___ ARTICLE
Expectations that the Federal Reserve will soon begin cutting interest rates have driven mortgage rates to their lowest levels in over a year Wednesday, positively impacting both new mortgage applications and refinancing of existing loans.

The average contract interest rate for 30-year fixed-rate mortgages — with conforming loan balances of $766,550 or less — fell significantly by 27 basis points to 6.55% for the week ending Aug. 2, marking the lowest rate since early May 2023

The decrease of 27 basis points from the rate of 6.82% on July 26 represents the largest weekly drop since July 2022 and reflects sizable reductions in Treasury yields.

The 30-year Treasury yield, a key benchmark for mortgage costs, dropped 34 basis points during the week ending Aug. 2, reaching approximately 4.2%.

“Mortgage rates decreased across the board last week…following dovish communication from the Federal Reserve and a weak jobs report, which added to increased concerns of an economy slowing more rapidly than expected,” said Joel Kan, the Mortgage Bankers Association’s vice president and deputy chief economist.
______
___ DATA LISTING
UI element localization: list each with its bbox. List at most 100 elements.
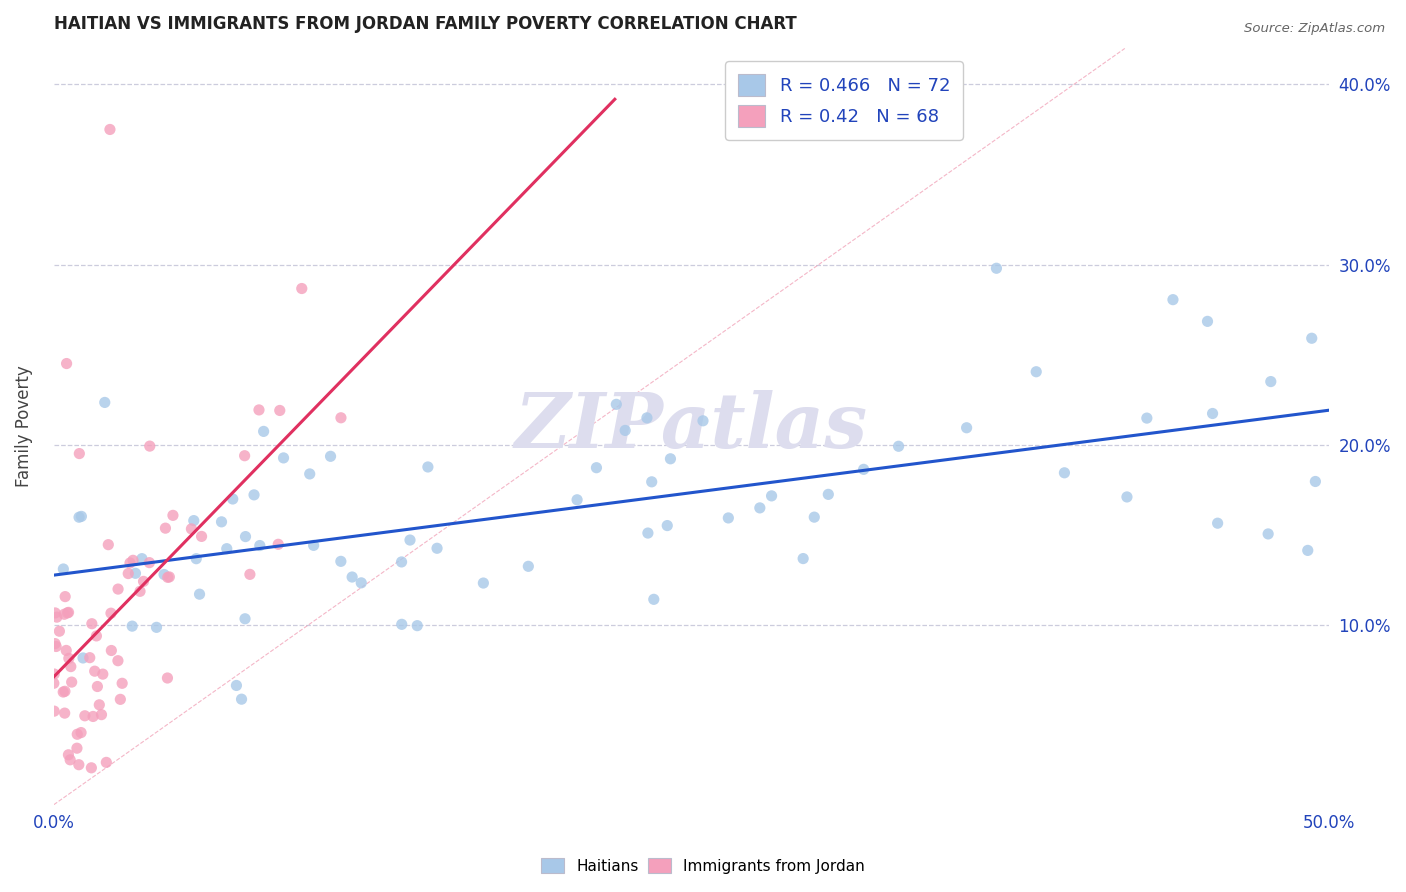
Point	[243, 488, 266, 502]
Point	[188, 587, 211, 601]
Point	[132, 574, 155, 589]
Point	[100, 606, 122, 620]
Point	[118, 556, 141, 570]
Point	[291, 281, 314, 295]
Point	[139, 439, 162, 453]
Point	[761, 489, 783, 503]
Point	[45, 610, 67, 624]
Point	[1136, 411, 1159, 425]
Point	[44, 637, 66, 651]
Point	[406, 618, 429, 632]
Point	[215, 541, 238, 556]
Point	[225, 678, 247, 692]
Point	[156, 570, 179, 584]
Point	[399, 533, 422, 547]
Point	[636, 410, 658, 425]
Point	[391, 555, 413, 569]
Point	[66, 727, 89, 741]
Point	[517, 559, 540, 574]
Point	[58, 747, 80, 762]
Point	[70, 725, 93, 739]
Point	[162, 508, 184, 523]
Point	[55, 357, 77, 371]
Point	[44, 606, 66, 620]
Point	[637, 526, 659, 541]
Point	[1305, 475, 1327, 489]
Point	[90, 707, 112, 722]
Point	[70, 509, 93, 524]
Point	[235, 530, 257, 544]
Point	[717, 511, 740, 525]
Point	[472, 576, 495, 591]
Point	[94, 395, 117, 409]
Point	[1053, 466, 1076, 480]
Point	[83, 664, 105, 678]
Point	[252, 425, 274, 439]
Point	[79, 650, 101, 665]
Point	[329, 410, 352, 425]
Point	[89, 698, 111, 712]
Point	[565, 492, 588, 507]
Point	[117, 566, 139, 581]
Point	[53, 706, 76, 720]
Point	[52, 685, 75, 699]
Point	[1201, 407, 1223, 421]
Point	[1296, 543, 1319, 558]
Point	[44, 667, 66, 681]
Point	[222, 491, 245, 506]
Point	[817, 487, 839, 501]
Point	[269, 403, 291, 417]
Point	[131, 551, 153, 566]
Point	[67, 446, 90, 460]
Point	[138, 556, 160, 570]
Point	[692, 414, 714, 428]
Point	[91, 667, 114, 681]
Point	[110, 692, 132, 706]
Point	[48, 624, 70, 639]
Point	[58, 651, 80, 665]
Point	[298, 467, 321, 481]
Point	[80, 616, 103, 631]
Point	[1206, 516, 1229, 531]
Point	[156, 671, 179, 685]
Point	[233, 612, 256, 626]
Point	[124, 566, 146, 581]
Point	[59, 659, 82, 673]
Point	[67, 510, 90, 524]
Point	[1301, 331, 1323, 345]
Point	[426, 541, 449, 556]
Point	[605, 397, 627, 411]
Point	[155, 521, 177, 535]
Point	[643, 592, 665, 607]
Point	[955, 421, 977, 435]
Point	[107, 582, 129, 596]
Point	[231, 692, 253, 706]
Point	[121, 619, 143, 633]
Point	[86, 680, 108, 694]
Point	[183, 514, 205, 528]
Point	[239, 567, 262, 582]
Point	[1257, 527, 1279, 541]
Point	[80, 761, 103, 775]
Legend: R = 0.466   N = 72, R = 0.42   N = 68: R = 0.466 N = 72, R = 0.42 N = 68	[725, 62, 963, 140]
Point	[249, 539, 271, 553]
Point	[45, 640, 67, 654]
Point	[1025, 365, 1047, 379]
Y-axis label: Family Poverty: Family Poverty	[15, 366, 32, 487]
Point	[98, 122, 121, 136]
Point	[153, 567, 176, 582]
Point	[122, 553, 145, 567]
Point	[107, 654, 129, 668]
Point	[803, 510, 825, 524]
Point	[72, 651, 94, 665]
Point	[329, 554, 352, 568]
Point	[52, 562, 75, 576]
Point	[59, 753, 82, 767]
Point	[111, 676, 134, 690]
Point	[659, 451, 682, 466]
Point	[73, 708, 96, 723]
Point	[86, 629, 108, 643]
Point	[1161, 293, 1184, 307]
Point	[67, 757, 90, 772]
Point	[66, 741, 89, 756]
______
> **INSTRUCTION A**
According to the article on mortgage rates, what drove mortgage rates to their lowest levels in over a year? Answer in one to three sentences.
> **INSTRUCTION B**
In the article on mortgage rates, quote the passage from "The average contract" up to and including "deputy chief economist.".
> **INSTRUCTION C**
Answer these questions from the article on mortgage rates:
(i) What was the 30-year fixed-rate mortgage rate on July 26?
(ii) By how many basis points did the 30-year Treasury yield drop during the week ending Aug. 2?
(iii) What position does Joel Kan hold at the Mortgage Bankers Association?

> **TASK SOLUTION A**
Expectations that the Federal Reserve will soon begin cutting interest rates drove mortgage rates to their lowest levels in over a year.

> **TASK SOLUTION B**
The average contract interest rate for 30-year fixed-rate mortgages — with conforming loan balances of $766,550 or less — fell significantly by 27 basis points to 6.55% for the week ending Aug. 2, marking the lowest rate since early May 2023

The decrease of 27 basis points from the rate of 6.82% on July 26 represents the largest weekly drop since July 2022 and reflects sizable reductions in Treasury yields.

The 30-year Treasury yield, a key benchmark for mortgage costs, dropped 34 basis points during the week ending Aug. 2, reaching approximately 4.2%.

“Mortgage rates decreased across the board last week…following dovish communication from the Federal Reserve and a weak jobs report, which added to increased concerns of an economy slowing more rapidly than expected,” said Joel Kan, the Mortgage Bankers Association’s vice president and deputy chief economist.

> **TASK SOLUTION C**
(i) 6.82%
(ii) 34 basis points
(iii) Vice president and deputy chief economist